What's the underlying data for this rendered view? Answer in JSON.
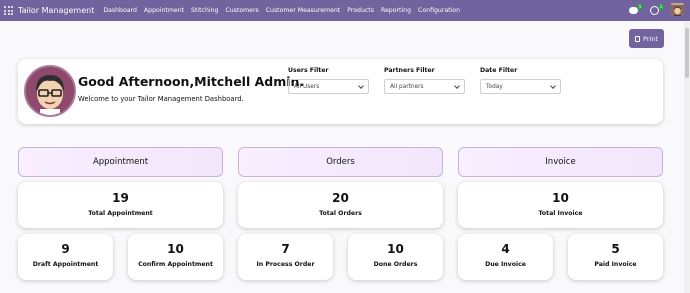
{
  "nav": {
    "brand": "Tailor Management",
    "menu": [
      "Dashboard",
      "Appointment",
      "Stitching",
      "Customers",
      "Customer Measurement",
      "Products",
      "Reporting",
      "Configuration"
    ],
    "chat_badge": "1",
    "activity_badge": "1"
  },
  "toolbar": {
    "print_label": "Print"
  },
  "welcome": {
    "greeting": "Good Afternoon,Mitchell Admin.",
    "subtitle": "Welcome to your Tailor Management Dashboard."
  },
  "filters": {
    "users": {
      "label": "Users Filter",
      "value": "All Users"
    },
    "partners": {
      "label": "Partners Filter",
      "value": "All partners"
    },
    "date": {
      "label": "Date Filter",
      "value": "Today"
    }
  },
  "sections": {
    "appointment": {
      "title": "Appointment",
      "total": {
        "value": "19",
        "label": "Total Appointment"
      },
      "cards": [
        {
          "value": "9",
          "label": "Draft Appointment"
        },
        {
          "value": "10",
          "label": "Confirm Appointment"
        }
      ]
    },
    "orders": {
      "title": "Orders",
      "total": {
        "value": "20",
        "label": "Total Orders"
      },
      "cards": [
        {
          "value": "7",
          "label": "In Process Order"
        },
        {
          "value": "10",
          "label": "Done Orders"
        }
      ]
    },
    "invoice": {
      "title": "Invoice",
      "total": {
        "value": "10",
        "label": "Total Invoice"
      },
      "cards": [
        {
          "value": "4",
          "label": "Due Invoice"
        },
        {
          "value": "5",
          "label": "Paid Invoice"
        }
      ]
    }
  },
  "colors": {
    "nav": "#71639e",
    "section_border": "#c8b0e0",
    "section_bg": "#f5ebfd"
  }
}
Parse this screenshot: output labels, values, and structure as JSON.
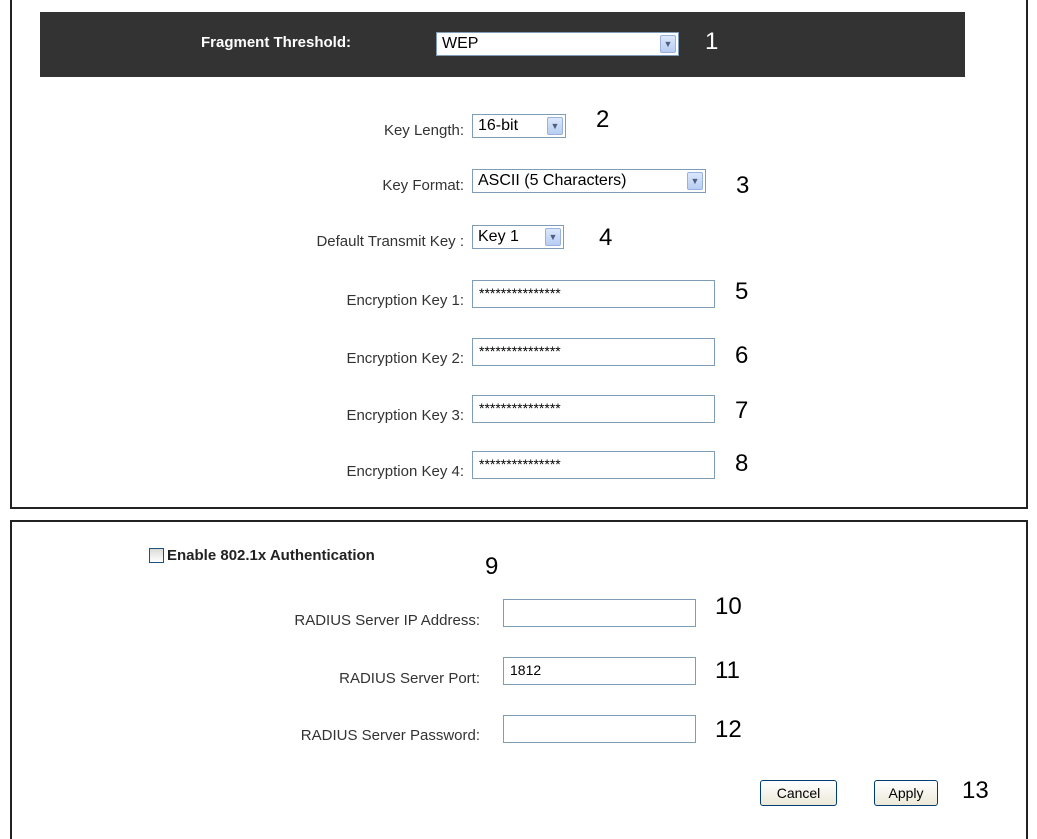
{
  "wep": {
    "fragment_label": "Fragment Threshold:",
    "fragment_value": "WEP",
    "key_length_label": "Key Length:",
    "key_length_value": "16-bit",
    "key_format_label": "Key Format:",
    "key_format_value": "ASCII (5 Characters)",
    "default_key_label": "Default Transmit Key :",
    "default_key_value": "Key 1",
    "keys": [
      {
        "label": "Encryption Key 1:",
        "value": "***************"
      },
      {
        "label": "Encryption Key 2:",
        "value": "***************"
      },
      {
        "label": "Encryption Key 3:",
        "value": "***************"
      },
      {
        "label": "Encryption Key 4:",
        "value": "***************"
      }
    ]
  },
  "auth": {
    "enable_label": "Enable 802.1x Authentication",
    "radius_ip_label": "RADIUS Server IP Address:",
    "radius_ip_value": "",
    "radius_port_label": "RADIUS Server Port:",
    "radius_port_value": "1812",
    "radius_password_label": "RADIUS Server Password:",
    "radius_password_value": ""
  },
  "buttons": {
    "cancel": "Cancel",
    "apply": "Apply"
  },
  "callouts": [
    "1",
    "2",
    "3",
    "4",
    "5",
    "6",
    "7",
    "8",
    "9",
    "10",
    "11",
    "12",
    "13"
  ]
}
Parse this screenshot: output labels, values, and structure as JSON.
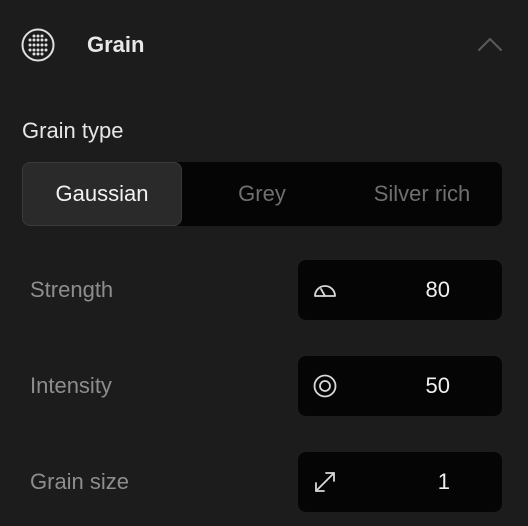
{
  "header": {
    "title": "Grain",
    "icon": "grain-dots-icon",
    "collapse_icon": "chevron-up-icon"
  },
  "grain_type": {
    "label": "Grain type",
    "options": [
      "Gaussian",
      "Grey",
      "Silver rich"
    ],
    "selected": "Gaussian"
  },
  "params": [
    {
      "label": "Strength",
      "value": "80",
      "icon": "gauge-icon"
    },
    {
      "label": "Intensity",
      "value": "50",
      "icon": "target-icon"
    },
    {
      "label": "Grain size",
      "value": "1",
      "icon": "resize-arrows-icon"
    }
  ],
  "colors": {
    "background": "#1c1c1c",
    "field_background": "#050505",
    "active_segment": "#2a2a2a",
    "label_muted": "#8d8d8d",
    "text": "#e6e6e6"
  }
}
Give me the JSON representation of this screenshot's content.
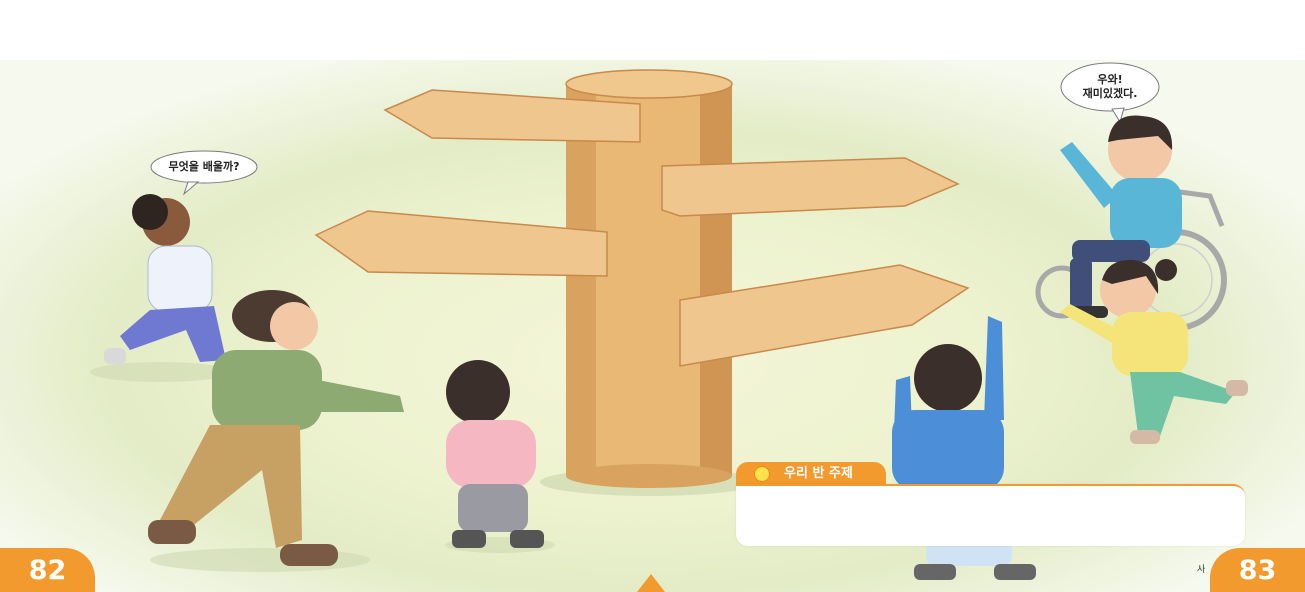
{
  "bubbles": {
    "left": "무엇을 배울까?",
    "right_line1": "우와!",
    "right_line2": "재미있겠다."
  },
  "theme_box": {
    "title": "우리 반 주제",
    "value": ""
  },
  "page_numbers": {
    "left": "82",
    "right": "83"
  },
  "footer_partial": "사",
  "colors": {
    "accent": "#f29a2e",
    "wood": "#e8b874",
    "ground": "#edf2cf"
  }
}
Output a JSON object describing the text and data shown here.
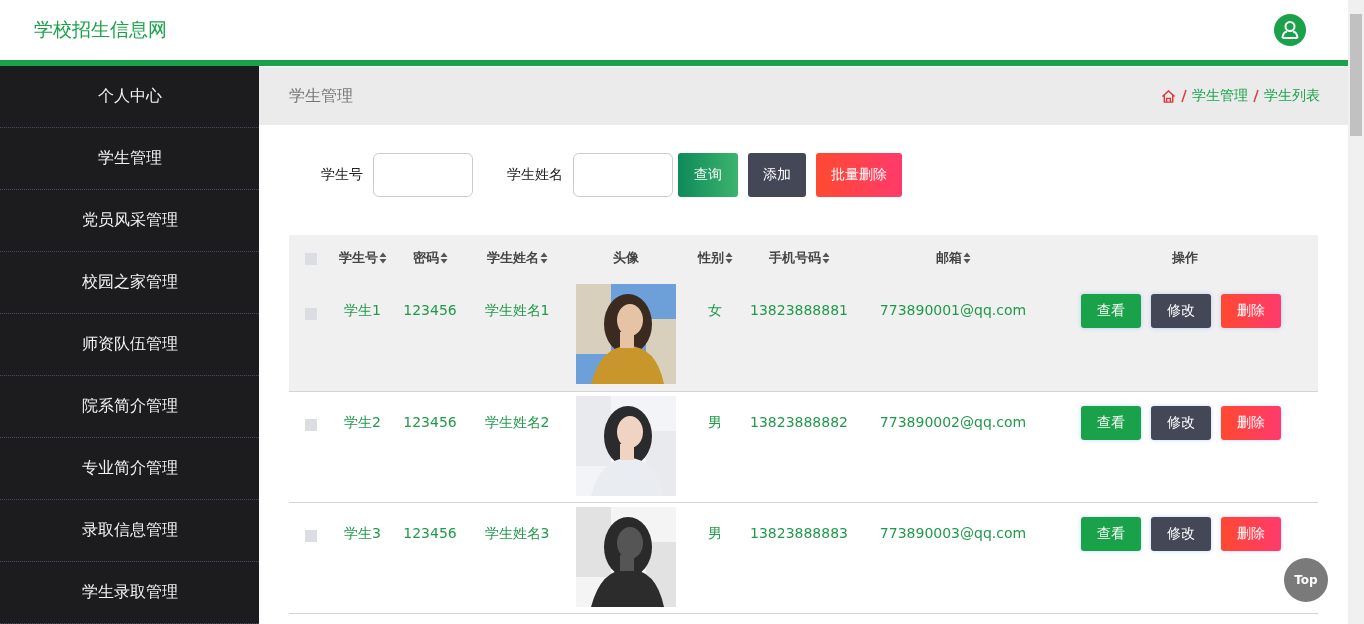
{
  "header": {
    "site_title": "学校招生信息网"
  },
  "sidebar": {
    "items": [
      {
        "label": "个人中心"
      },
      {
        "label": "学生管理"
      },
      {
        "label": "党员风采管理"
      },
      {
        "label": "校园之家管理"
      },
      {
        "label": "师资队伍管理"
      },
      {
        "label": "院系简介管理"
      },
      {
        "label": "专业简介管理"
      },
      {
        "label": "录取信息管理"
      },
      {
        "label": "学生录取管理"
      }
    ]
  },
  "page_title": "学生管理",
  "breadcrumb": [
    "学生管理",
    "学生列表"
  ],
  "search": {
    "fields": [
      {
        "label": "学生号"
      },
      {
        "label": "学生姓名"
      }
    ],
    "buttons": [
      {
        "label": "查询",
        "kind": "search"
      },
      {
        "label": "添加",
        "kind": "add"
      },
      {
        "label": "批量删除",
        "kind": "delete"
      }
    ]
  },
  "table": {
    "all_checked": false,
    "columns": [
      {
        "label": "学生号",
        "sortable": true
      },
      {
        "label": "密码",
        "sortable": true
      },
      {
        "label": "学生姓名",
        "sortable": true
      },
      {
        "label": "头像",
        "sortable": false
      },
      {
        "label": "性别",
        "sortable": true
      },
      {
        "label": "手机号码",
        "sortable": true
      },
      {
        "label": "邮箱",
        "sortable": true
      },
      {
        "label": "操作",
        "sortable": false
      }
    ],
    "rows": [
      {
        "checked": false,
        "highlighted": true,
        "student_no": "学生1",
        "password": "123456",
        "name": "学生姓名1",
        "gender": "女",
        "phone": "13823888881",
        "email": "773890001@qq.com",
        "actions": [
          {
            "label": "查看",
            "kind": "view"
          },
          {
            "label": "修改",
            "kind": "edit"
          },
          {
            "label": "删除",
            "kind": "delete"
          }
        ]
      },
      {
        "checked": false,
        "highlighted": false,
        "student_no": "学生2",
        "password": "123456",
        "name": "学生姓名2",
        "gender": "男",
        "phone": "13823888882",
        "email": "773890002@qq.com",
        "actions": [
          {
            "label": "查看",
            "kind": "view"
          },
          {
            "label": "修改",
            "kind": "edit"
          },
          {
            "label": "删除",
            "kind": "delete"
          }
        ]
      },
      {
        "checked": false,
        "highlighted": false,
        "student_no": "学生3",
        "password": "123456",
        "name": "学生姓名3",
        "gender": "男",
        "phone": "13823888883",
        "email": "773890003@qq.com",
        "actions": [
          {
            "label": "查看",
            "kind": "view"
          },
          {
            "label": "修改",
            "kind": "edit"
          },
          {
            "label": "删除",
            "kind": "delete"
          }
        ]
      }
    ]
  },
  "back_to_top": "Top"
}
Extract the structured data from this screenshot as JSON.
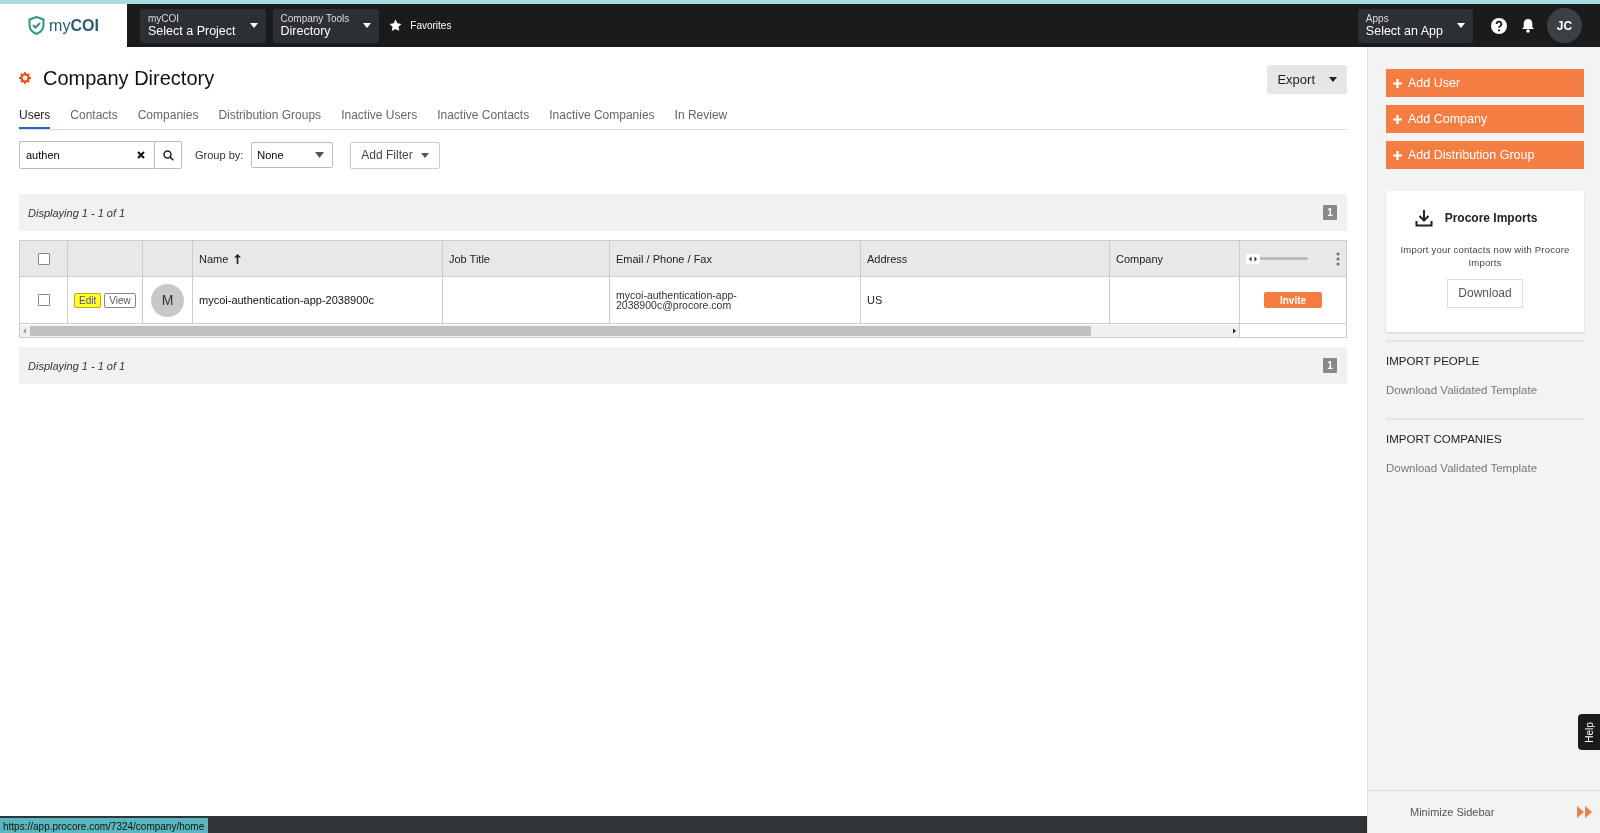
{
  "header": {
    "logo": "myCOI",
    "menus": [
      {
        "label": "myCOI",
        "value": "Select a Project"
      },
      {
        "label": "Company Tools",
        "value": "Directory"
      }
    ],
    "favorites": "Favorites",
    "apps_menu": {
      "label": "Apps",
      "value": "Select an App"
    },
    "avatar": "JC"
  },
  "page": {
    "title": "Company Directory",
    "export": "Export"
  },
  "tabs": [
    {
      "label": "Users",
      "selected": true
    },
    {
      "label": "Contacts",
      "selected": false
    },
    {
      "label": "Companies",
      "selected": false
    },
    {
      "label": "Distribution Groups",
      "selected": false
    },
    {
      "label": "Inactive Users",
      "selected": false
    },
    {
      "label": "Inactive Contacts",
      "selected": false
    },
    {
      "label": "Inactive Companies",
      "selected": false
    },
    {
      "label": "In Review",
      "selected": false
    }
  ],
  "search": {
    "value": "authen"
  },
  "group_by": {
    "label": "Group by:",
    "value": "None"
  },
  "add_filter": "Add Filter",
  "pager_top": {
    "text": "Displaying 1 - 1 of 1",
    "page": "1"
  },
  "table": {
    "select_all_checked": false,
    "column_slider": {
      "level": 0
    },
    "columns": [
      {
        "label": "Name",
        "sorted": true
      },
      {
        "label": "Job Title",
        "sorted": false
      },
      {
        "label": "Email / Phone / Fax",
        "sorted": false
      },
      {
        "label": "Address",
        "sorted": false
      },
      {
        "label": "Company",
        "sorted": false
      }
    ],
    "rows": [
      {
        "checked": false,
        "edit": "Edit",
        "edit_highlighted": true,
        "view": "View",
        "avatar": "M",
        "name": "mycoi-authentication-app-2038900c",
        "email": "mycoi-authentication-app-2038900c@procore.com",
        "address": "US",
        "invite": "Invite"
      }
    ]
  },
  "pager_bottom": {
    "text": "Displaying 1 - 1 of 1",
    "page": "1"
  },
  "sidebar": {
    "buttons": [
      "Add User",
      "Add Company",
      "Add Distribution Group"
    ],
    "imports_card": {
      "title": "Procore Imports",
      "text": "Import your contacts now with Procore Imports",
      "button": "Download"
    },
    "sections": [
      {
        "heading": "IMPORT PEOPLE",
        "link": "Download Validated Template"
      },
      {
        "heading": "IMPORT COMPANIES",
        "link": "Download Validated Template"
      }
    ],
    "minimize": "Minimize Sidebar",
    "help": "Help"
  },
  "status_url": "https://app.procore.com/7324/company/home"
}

• • •

◆ **Aim**
Gather from the entries above all lines that include the string "data".

◆ **Task response**
What's the underlying data for this rendered view? Answer in JSON.
Output a JSON object describing the text and data shown here.
Extract the structured data from this screenshot as JSON.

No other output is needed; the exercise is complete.